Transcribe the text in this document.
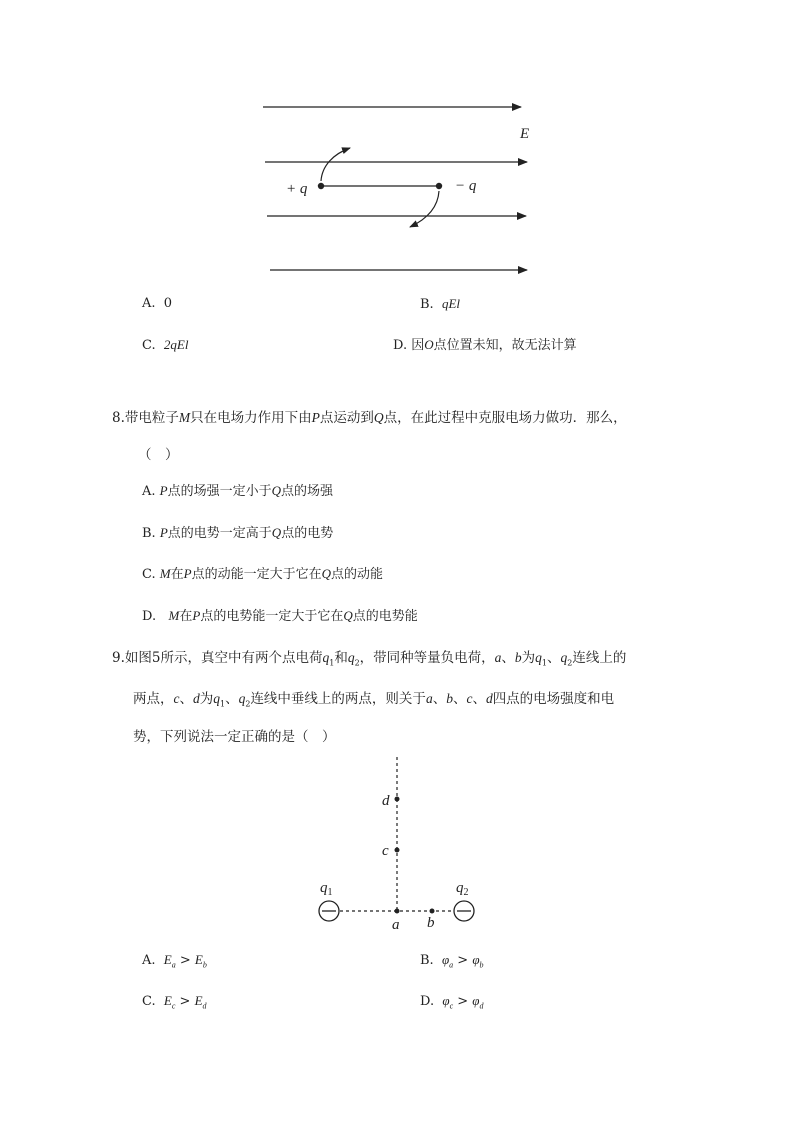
E
+ q	− q
A. 0	B. qEl
C. 2qEl	D. 因O点位置未知，故无法计算
8.带电粒子M只在电场力作用下由P点运动到Q点，在此过程中克服电场力做功．那么，
（　）
A. P点的场强一定小于Q点的场强
B. P点的电势一定高于Q点的电势
C. M在P点的动能一定大于它在Q点的动能
D. M在P点的电势能一定大于它在Q点的电势能
9.如图5所示，真空中有两个点电荷$q_1$和$q_2$，带同种等量负电荷，a、b为$q_1$、$q_2$连线上的
两点，c、d为$q_1$、$q_2$连线中垂线上的两点，则关于a、b、c、d四点的电场强度和电
势，下列说法一定正确的是（　）
d
c
a b
$q_1$	$q_2$
A. $E_a > E_b$	B. $\varphi_a > \varphi_b$
C. $E_c > E_d$	D. $\varphi_c > \varphi_d$
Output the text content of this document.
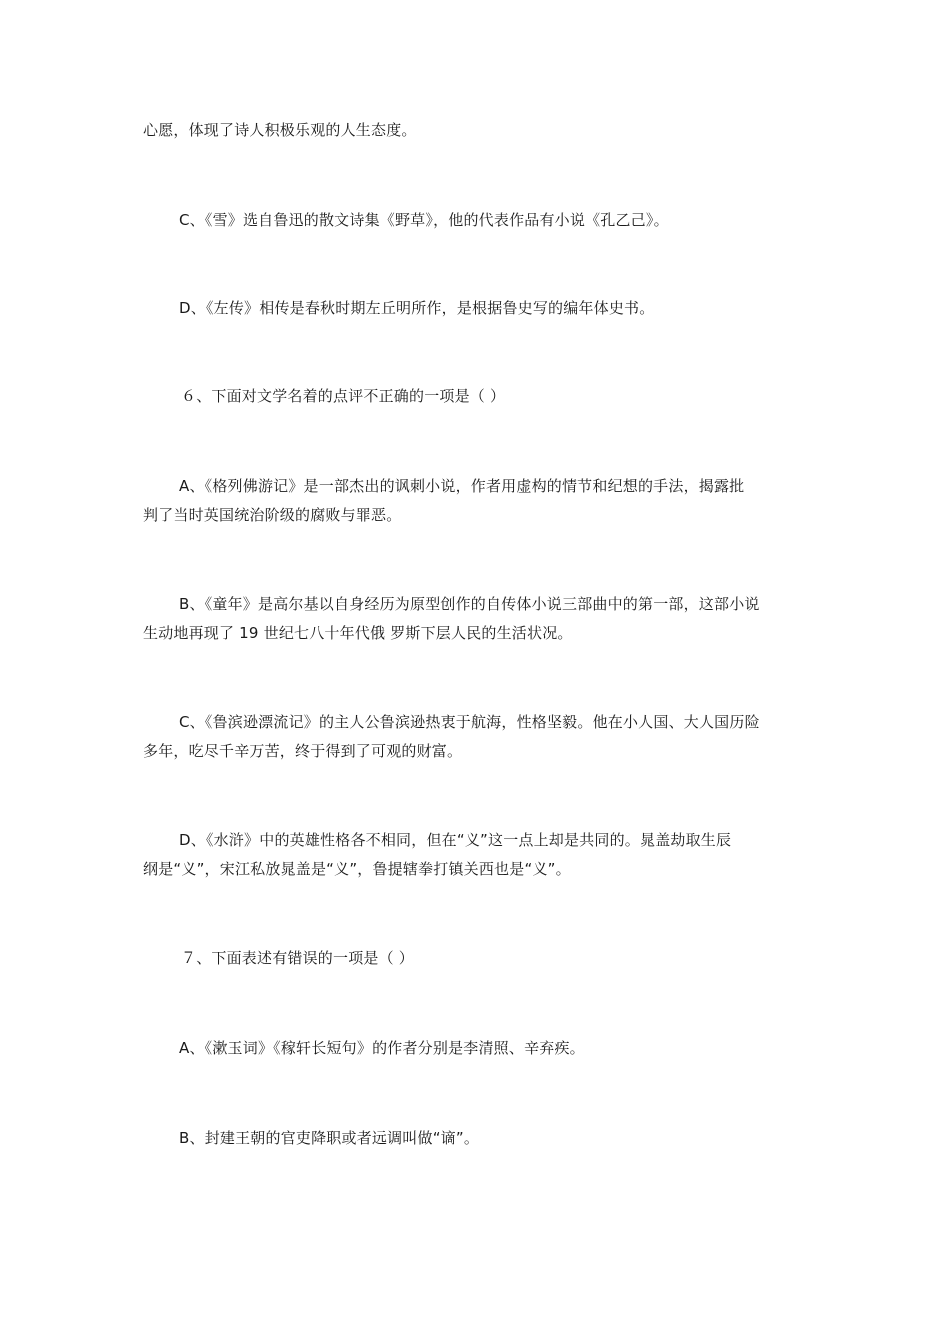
心愿，体现了诗人积极乐观的人生态度。

C、《雪》选自鲁迅的散文诗集《野草》，他的代表作品有小说《孔乙己》。

D、《左传》相传是春秋时期左丘明所作，是根据鲁史写的编年体史书。

６、下面对文学名着的点评不正确的一项是（ ）

A、《格列佛游记》是一部杰出的讽刺小说，作者用虚构的情节和纪想的手法，揭露批
判了当时英国统治阶级的腐败与罪恶。

B、《童年》是高尔基以自身经历为原型创作的自传体小说三部曲中的第一部，这部小说
生动地再现了 19 世纪七八十年代俄 罗斯下层人民的生活状况。

C、《鲁滨逊漂流记》的主人公鲁滨逊热衷于航海，性格坚毅。他在小人国、大人国历险
多年，吃尽千辛万苦，终于得到了可观的财富。

D、《水浒》中的英雄性格各不相同，但在“义”这一点上却是共同的。晁盖劫取生辰
纲是“义”，宋江私放晁盖是“义”，鲁提辖拳打镇关西也是“义”。

７、下面表述有错误的一项是（ ）

A、《漱玉词》《稼轩长短句》的作者分别是李清照、辛弃疾。

B、封建王朝的官吏降职或者远调叫做“谪”。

== == ==

Problem description.
Beginning with the line containing "Output the text content of this document." and ending with the last line of the material, output each line exactly; do not include pictures.

Written solution.
Output the text content of this document.
心愿，体现了诗人积极乐观的人生态度。

C、《雪》选自鲁迅的散文诗集《野草》，他的代表作品有小说《孔乙己》。

D、《左传》相传是春秋时期左丘明所作，是根据鲁史写的编年体史书。

６、下面对文学名着的点评不正确的一项是（ ）

A、《格列佛游记》是一部杰出的讽刺小说，作者用虚构的情节和纪想的手法，揭露批
判了当时英国统治阶级的腐败与罪恶。

B、《童年》是高尔基以自身经历为原型创作的自传体小说三部曲中的第一部，这部小说
生动地再现了 19 世纪七八十年代俄 罗斯下层人民的生活状况。

C、《鲁滨逊漂流记》的主人公鲁滨逊热衷于航海，性格坚毅。他在小人国、大人国历险
多年，吃尽千辛万苦，终于得到了可观的财富。

D、《水浒》中的英雄性格各不相同，但在“义”这一点上却是共同的。晁盖劫取生辰
纲是“义”，宋江私放晁盖是“义”，鲁提辖拳打镇关西也是“义”。

７、下面表述有错误的一项是（ ）

A、《漱玉词》《稼轩长短句》的作者分别是李清照、辛弃疾。

B、封建王朝的官吏降职或者远调叫做“谪”。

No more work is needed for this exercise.